— start Listed entries —
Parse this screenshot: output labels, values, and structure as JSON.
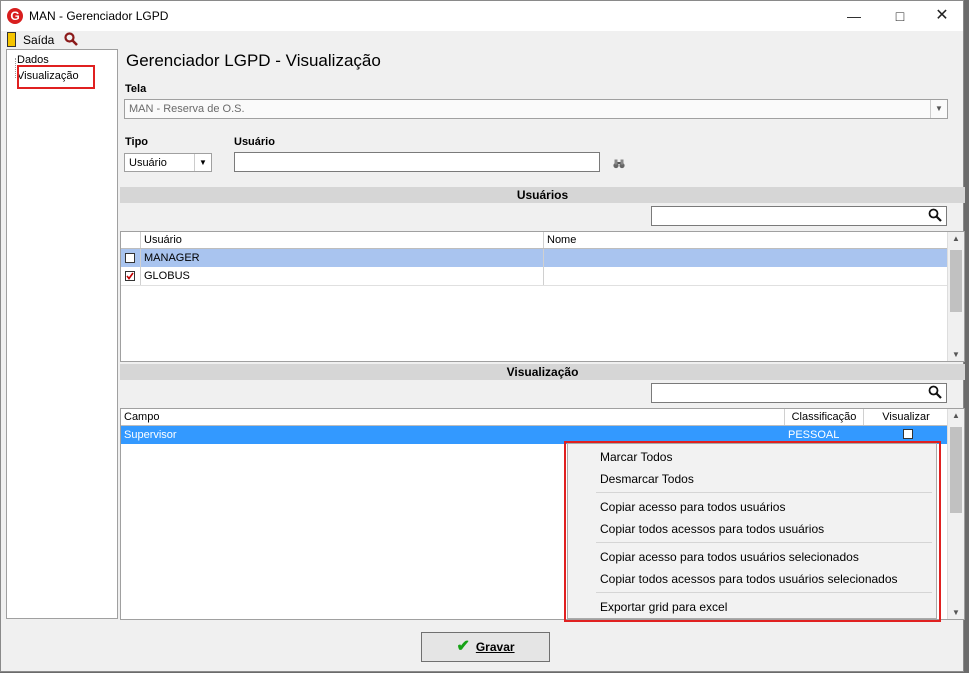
{
  "window": {
    "title": "MAN - Gerenciador LGPD",
    "app_icon": "G"
  },
  "menubar": {
    "exit_label": "Saída"
  },
  "tree": {
    "items": [
      "Dados",
      "Visualização"
    ]
  },
  "page": {
    "title": "Gerenciador LGPD - Visualização"
  },
  "form": {
    "tela_label": "Tela",
    "tela_value": "MAN - Reserva de O.S.",
    "tipo_label": "Tipo",
    "tipo_value": "Usuário",
    "usuario_label": "Usuário",
    "usuario_value": ""
  },
  "users_section": {
    "title": "Usuários",
    "search_value": "",
    "columns": [
      "Usuário",
      "Nome"
    ],
    "rows": [
      {
        "usuario": "MANAGER",
        "nome": "",
        "checked": false,
        "selected": true
      },
      {
        "usuario": "GLOBUS",
        "nome": "",
        "checked": true,
        "selected": false
      }
    ]
  },
  "view_section": {
    "title": "Visualização",
    "search_value": "",
    "columns": [
      "Campo",
      "Classificação",
      "Visualizar"
    ],
    "rows": [
      {
        "campo": "Supervisor",
        "classificacao": "PESSOAL",
        "visualizar": false
      }
    ]
  },
  "context_menu": {
    "items": [
      "Marcar Todos",
      "Desmarcar Todos",
      "Copiar acesso para todos usuários",
      "Copiar todos acessos para todos usuários",
      "Copiar acesso para todos usuários selecionados",
      "Copiar todos acessos para todos usuários selecionados",
      "Exportar grid para excel"
    ]
  },
  "footer": {
    "save_label": "Gravar"
  },
  "colors": {
    "accent_selection": "#3399ff",
    "user_selected_row": "#a9c4ef",
    "highlight_red": "#e02020"
  }
}
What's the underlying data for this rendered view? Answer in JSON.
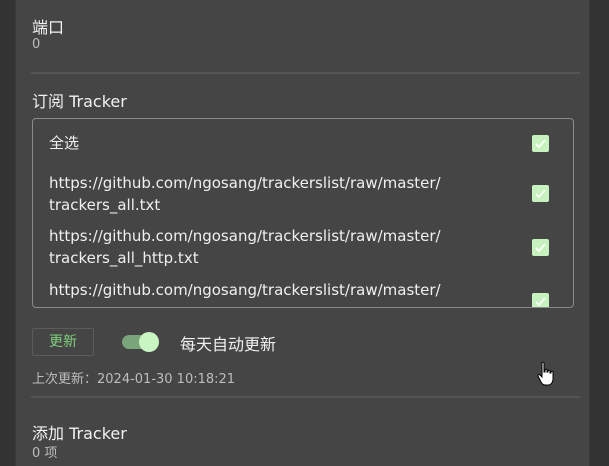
{
  "port": {
    "title": "端口",
    "value": "0"
  },
  "subscribe": {
    "title": "订阅 Tracker",
    "select_all": "全选",
    "items": [
      {
        "line1": "https://github.com/ngosang/trackerslist/raw/master/",
        "line2": "trackers_all.txt"
      },
      {
        "line1": "https://github.com/ngosang/trackerslist/raw/master/",
        "line2": "trackers_all_http.txt"
      },
      {
        "line1": "https://github.com/ngosang/trackerslist/raw/master/",
        "line2": ""
      }
    ],
    "update_button": "更新",
    "auto_update_label": "每天自动更新",
    "auto_update_enabled": true,
    "last_update": "上次更新：2024-01-30 10:18:21"
  },
  "add_tracker": {
    "title": "添加 Tracker",
    "count": "0 项"
  },
  "colors": {
    "accent_green": "#7fcf7f",
    "checkbox_fill": "#c7f2c0",
    "panel_bg": "#454545"
  }
}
— end Listed entries —
- Requirements -
Only the lines from the line bearing "What's the underlying" to the end of the listing above, both inclusive, should be extracted verbatim; the pictures are excluded.

- Exercise solution -
What's the underlying data for this rendered view? Answer in JSON.
{
  "port": {
    "title": "端口",
    "value": "0"
  },
  "subscribe": {
    "title": "订阅 Tracker",
    "select_all": "全选",
    "items": [
      {
        "line1": "https://github.com/ngosang/trackerslist/raw/master/",
        "line2": "trackers_all.txt"
      },
      {
        "line1": "https://github.com/ngosang/trackerslist/raw/master/",
        "line2": "trackers_all_http.txt"
      },
      {
        "line1": "https://github.com/ngosang/trackerslist/raw/master/",
        "line2": ""
      }
    ],
    "update_button": "更新",
    "auto_update_label": "每天自动更新",
    "auto_update_enabled": true,
    "last_update": "上次更新：2024-01-30 10:18:21"
  },
  "add_tracker": {
    "title": "添加 Tracker",
    "count": "0 项"
  },
  "colors": {
    "accent_green": "#7fcf7f",
    "checkbox_fill": "#c7f2c0",
    "panel_bg": "#454545"
  }
}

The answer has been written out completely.